Data provided »
--------

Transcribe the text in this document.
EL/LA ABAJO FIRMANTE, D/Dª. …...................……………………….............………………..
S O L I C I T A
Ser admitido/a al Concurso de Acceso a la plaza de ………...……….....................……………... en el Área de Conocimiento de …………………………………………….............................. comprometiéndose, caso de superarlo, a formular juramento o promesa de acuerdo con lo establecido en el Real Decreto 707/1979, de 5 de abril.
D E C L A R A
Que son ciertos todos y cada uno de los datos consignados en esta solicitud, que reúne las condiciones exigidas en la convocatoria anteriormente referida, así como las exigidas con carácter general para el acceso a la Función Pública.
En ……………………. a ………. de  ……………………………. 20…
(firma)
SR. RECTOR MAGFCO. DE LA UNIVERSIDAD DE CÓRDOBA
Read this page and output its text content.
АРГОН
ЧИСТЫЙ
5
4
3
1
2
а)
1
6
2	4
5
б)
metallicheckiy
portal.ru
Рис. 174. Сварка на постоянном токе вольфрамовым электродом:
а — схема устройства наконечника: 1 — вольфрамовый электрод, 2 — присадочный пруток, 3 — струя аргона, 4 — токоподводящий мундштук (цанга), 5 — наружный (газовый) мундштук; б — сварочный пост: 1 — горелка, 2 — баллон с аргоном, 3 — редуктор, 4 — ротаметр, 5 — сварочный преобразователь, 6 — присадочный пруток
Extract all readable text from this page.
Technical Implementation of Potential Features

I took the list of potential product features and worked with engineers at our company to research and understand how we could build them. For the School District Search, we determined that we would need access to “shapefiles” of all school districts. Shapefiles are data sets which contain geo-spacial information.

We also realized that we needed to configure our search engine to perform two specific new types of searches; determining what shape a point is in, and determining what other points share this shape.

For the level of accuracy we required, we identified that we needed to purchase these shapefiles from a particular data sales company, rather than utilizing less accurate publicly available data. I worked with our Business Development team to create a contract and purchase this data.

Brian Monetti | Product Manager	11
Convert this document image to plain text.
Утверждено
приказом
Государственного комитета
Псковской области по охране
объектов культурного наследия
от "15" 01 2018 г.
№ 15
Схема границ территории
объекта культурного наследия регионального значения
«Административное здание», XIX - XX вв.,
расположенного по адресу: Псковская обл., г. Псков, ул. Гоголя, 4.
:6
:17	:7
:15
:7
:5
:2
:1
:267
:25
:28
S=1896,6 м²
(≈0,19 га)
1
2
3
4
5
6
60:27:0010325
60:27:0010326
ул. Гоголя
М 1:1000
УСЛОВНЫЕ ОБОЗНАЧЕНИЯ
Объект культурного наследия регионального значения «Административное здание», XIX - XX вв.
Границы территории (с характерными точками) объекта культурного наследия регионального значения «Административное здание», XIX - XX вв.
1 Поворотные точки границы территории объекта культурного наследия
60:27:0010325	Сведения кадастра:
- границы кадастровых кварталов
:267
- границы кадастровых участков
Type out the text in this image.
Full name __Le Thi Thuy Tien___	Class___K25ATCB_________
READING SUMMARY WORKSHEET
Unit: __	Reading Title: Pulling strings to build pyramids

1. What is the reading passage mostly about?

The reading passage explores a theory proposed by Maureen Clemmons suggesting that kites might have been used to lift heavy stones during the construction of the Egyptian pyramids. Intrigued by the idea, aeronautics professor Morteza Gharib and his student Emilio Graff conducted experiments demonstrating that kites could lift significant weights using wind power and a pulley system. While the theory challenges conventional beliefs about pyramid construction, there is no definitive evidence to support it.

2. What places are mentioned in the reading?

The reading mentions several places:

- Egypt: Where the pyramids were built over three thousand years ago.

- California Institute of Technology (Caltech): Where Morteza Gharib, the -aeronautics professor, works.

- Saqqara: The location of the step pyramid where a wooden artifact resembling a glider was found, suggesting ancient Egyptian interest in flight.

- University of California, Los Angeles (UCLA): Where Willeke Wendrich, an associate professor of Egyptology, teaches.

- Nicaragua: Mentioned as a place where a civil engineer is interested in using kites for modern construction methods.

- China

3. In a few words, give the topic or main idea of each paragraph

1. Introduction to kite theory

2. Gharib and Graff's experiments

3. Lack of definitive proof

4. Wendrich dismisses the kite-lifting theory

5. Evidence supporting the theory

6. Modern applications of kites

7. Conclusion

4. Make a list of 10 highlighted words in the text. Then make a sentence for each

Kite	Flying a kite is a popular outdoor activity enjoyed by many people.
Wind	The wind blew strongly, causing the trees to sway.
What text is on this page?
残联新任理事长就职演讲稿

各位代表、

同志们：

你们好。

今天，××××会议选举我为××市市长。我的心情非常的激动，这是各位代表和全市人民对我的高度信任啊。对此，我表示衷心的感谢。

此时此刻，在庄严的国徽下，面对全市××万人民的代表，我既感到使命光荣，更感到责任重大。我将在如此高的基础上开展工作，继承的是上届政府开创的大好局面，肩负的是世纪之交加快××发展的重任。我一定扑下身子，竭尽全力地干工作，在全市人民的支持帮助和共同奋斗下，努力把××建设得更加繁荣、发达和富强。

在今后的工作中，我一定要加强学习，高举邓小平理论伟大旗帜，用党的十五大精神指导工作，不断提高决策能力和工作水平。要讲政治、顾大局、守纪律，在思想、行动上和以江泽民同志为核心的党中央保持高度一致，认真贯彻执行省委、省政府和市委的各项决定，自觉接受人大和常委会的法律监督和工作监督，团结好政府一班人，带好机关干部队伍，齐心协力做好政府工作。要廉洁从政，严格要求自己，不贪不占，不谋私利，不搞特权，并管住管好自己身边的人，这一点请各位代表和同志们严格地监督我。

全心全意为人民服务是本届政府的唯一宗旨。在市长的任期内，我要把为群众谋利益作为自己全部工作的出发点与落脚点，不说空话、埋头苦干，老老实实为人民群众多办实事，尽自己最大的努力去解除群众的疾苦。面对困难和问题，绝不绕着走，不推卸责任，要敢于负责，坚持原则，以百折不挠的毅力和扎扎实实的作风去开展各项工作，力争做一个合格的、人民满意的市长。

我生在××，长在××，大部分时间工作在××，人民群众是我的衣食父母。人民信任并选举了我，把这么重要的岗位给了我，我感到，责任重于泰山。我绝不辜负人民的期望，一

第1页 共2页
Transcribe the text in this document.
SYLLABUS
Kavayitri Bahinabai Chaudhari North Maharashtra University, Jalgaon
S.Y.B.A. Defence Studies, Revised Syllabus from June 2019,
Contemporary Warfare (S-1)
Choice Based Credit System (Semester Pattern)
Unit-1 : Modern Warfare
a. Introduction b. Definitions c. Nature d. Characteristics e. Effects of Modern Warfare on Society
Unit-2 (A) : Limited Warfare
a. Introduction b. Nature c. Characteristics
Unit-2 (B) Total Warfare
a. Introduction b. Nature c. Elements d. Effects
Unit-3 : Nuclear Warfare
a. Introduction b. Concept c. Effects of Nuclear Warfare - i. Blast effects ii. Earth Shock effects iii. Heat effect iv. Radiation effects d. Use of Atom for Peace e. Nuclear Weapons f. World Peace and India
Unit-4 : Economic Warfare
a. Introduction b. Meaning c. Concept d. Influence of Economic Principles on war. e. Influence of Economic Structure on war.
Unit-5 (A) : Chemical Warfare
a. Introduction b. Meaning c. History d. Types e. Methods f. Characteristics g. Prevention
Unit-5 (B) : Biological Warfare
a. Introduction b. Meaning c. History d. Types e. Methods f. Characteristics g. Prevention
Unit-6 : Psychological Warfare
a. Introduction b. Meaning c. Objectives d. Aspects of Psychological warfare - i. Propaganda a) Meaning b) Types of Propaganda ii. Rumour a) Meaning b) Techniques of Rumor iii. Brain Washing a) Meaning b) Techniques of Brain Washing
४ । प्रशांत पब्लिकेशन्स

--------

Instructions to follow » Copy each line above that contains the word "suggesting".

Complete output »
The reading passage explores a theory proposed by Maureen Clemmons suggesting that kites might have been used to lift heavy stones during the construction of the Egyptian pyramids. Intrigued by the idea, aeronautics professor Morteza Gharib and his student Emilio Graff conducted experiments demonstrating that kites could lift significant weights using wind power and a pulley system. While the theory challenges conventional beliefs about pyramid construction, there is no definitive evidence to support it.
- Saqqara: The location of the step pyramid where a wooden artifact resembling a glider was found, suggesting ancient Egyptian interest in flight.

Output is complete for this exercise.